» Given data:

______

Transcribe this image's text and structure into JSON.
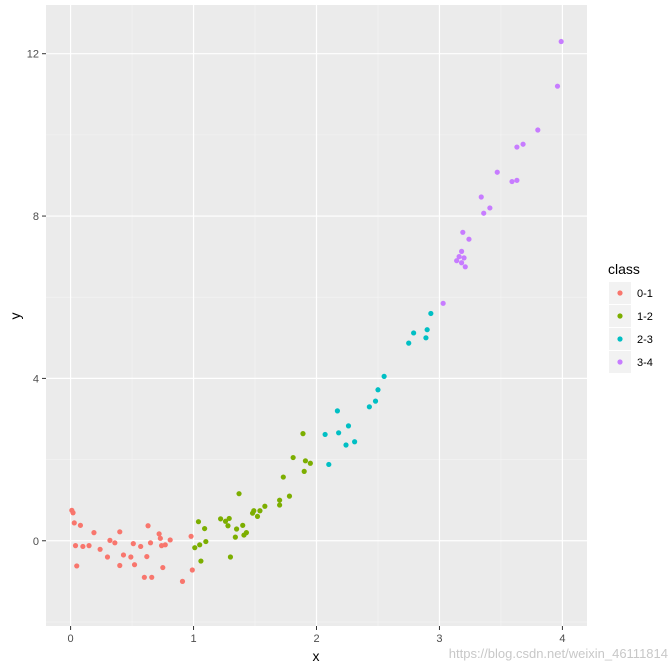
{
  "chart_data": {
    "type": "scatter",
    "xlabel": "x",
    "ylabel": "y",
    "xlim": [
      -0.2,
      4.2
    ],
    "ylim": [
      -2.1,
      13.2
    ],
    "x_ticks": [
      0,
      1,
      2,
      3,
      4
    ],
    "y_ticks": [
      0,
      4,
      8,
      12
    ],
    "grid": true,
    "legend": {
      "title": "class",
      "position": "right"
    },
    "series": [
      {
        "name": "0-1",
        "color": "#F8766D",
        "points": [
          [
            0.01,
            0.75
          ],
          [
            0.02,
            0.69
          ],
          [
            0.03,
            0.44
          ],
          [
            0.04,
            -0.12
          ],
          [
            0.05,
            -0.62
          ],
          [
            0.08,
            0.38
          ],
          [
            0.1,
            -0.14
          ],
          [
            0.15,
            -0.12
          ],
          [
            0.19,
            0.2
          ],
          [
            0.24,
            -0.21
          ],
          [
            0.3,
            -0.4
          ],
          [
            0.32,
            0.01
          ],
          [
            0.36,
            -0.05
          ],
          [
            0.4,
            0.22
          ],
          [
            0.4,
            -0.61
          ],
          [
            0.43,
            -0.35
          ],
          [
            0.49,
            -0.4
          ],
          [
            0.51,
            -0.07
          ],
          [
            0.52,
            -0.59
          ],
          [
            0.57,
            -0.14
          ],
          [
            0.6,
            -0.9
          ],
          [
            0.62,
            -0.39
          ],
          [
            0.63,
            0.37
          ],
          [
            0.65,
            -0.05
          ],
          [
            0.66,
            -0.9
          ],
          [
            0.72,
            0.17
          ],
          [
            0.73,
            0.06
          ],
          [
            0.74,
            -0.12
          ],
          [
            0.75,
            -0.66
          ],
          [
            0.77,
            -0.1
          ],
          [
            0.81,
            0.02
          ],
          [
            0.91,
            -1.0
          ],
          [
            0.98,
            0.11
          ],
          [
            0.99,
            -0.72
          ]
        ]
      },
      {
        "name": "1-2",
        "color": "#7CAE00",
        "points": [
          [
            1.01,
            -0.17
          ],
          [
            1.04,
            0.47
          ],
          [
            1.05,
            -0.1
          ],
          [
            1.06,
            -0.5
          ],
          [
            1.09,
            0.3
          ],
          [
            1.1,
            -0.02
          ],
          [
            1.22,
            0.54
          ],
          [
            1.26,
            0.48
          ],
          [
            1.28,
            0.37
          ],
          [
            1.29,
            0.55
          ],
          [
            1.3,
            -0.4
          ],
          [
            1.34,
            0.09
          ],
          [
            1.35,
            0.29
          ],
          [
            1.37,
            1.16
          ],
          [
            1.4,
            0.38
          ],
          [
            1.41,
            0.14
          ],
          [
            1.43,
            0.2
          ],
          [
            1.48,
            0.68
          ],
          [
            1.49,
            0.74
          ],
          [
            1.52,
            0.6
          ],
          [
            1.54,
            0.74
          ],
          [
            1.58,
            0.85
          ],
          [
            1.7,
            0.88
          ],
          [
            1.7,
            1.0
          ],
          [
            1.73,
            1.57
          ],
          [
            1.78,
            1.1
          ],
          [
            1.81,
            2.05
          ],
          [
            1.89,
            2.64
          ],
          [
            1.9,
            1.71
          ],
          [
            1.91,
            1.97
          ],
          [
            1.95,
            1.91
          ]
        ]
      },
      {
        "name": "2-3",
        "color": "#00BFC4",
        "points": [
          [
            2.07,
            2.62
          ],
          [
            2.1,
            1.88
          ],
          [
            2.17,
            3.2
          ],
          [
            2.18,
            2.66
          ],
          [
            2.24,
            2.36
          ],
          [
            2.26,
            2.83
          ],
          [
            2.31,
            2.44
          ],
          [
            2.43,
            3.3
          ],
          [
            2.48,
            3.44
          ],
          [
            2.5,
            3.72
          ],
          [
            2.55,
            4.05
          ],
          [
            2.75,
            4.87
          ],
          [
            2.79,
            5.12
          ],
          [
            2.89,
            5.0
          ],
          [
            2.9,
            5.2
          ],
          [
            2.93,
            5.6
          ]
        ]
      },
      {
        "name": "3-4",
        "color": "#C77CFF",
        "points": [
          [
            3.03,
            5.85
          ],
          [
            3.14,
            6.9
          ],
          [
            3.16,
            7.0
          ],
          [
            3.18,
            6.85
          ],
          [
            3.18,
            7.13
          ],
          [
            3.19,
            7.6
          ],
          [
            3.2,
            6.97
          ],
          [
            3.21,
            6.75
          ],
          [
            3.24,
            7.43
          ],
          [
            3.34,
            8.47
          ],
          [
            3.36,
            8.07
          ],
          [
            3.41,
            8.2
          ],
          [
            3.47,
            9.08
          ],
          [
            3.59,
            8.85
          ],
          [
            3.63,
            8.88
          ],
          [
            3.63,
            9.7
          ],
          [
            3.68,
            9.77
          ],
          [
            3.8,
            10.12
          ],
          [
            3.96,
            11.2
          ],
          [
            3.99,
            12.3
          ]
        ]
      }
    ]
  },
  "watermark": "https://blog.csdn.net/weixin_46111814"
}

______

» Your instructions: Repeat the entries exactly. Pictures are excluded from the copy.

» Expected output:
Transcribe this image's text and structure into JSON.
{
  "chart_data": {
    "type": "scatter",
    "xlabel": "x",
    "ylabel": "y",
    "xlim": [
      -0.2,
      4.2
    ],
    "ylim": [
      -2.1,
      13.2
    ],
    "x_ticks": [
      0,
      1,
      2,
      3,
      4
    ],
    "y_ticks": [
      0,
      4,
      8,
      12
    ],
    "grid": true,
    "legend": {
      "title": "class",
      "position": "right"
    },
    "series": [
      {
        "name": "0-1",
        "color": "#F8766D",
        "points": [
          [
            0.01,
            0.75
          ],
          [
            0.02,
            0.69
          ],
          [
            0.03,
            0.44
          ],
          [
            0.04,
            -0.12
          ],
          [
            0.05,
            -0.62
          ],
          [
            0.08,
            0.38
          ],
          [
            0.1,
            -0.14
          ],
          [
            0.15,
            -0.12
          ],
          [
            0.19,
            0.2
          ],
          [
            0.24,
            -0.21
          ],
          [
            0.3,
            -0.4
          ],
          [
            0.32,
            0.01
          ],
          [
            0.36,
            -0.05
          ],
          [
            0.4,
            0.22
          ],
          [
            0.4,
            -0.61
          ],
          [
            0.43,
            -0.35
          ],
          [
            0.49,
            -0.4
          ],
          [
            0.51,
            -0.07
          ],
          [
            0.52,
            -0.59
          ],
          [
            0.57,
            -0.14
          ],
          [
            0.6,
            -0.9
          ],
          [
            0.62,
            -0.39
          ],
          [
            0.63,
            0.37
          ],
          [
            0.65,
            -0.05
          ],
          [
            0.66,
            -0.9
          ],
          [
            0.72,
            0.17
          ],
          [
            0.73,
            0.06
          ],
          [
            0.74,
            -0.12
          ],
          [
            0.75,
            -0.66
          ],
          [
            0.77,
            -0.1
          ],
          [
            0.81,
            0.02
          ],
          [
            0.91,
            -1.0
          ],
          [
            0.98,
            0.11
          ],
          [
            0.99,
            -0.72
          ]
        ]
      },
      {
        "name": "1-2",
        "color": "#7CAE00",
        "points": [
          [
            1.01,
            -0.17
          ],
          [
            1.04,
            0.47
          ],
          [
            1.05,
            -0.1
          ],
          [
            1.06,
            -0.5
          ],
          [
            1.09,
            0.3
          ],
          [
            1.1,
            -0.02
          ],
          [
            1.22,
            0.54
          ],
          [
            1.26,
            0.48
          ],
          [
            1.28,
            0.37
          ],
          [
            1.29,
            0.55
          ],
          [
            1.3,
            -0.4
          ],
          [
            1.34,
            0.09
          ],
          [
            1.35,
            0.29
          ],
          [
            1.37,
            1.16
          ],
          [
            1.4,
            0.38
          ],
          [
            1.41,
            0.14
          ],
          [
            1.43,
            0.2
          ],
          [
            1.48,
            0.68
          ],
          [
            1.49,
            0.74
          ],
          [
            1.52,
            0.6
          ],
          [
            1.54,
            0.74
          ],
          [
            1.58,
            0.85
          ],
          [
            1.7,
            0.88
          ],
          [
            1.7,
            1.0
          ],
          [
            1.73,
            1.57
          ],
          [
            1.78,
            1.1
          ],
          [
            1.81,
            2.05
          ],
          [
            1.89,
            2.64
          ],
          [
            1.9,
            1.71
          ],
          [
            1.91,
            1.97
          ],
          [
            1.95,
            1.91
          ]
        ]
      },
      {
        "name": "2-3",
        "color": "#00BFC4",
        "points": [
          [
            2.07,
            2.62
          ],
          [
            2.1,
            1.88
          ],
          [
            2.17,
            3.2
          ],
          [
            2.18,
            2.66
          ],
          [
            2.24,
            2.36
          ],
          [
            2.26,
            2.83
          ],
          [
            2.31,
            2.44
          ],
          [
            2.43,
            3.3
          ],
          [
            2.48,
            3.44
          ],
          [
            2.5,
            3.72
          ],
          [
            2.55,
            4.05
          ],
          [
            2.75,
            4.87
          ],
          [
            2.79,
            5.12
          ],
          [
            2.89,
            5.0
          ],
          [
            2.9,
            5.2
          ],
          [
            2.93,
            5.6
          ]
        ]
      },
      {
        "name": "3-4",
        "color": "#C77CFF",
        "points": [
          [
            3.03,
            5.85
          ],
          [
            3.14,
            6.9
          ],
          [
            3.16,
            7.0
          ],
          [
            3.18,
            6.85
          ],
          [
            3.18,
            7.13
          ],
          [
            3.19,
            7.6
          ],
          [
            3.2,
            6.97
          ],
          [
            3.21,
            6.75
          ],
          [
            3.24,
            7.43
          ],
          [
            3.34,
            8.47
          ],
          [
            3.36,
            8.07
          ],
          [
            3.41,
            8.2
          ],
          [
            3.47,
            9.08
          ],
          [
            3.59,
            8.85
          ],
          [
            3.63,
            8.88
          ],
          [
            3.63,
            9.7
          ],
          [
            3.68,
            9.77
          ],
          [
            3.8,
            10.12
          ],
          [
            3.96,
            11.2
          ],
          [
            3.99,
            12.3
          ]
        ]
      }
    ]
  },
  "watermark": "https://blog.csdn.net/weixin_46111814"
}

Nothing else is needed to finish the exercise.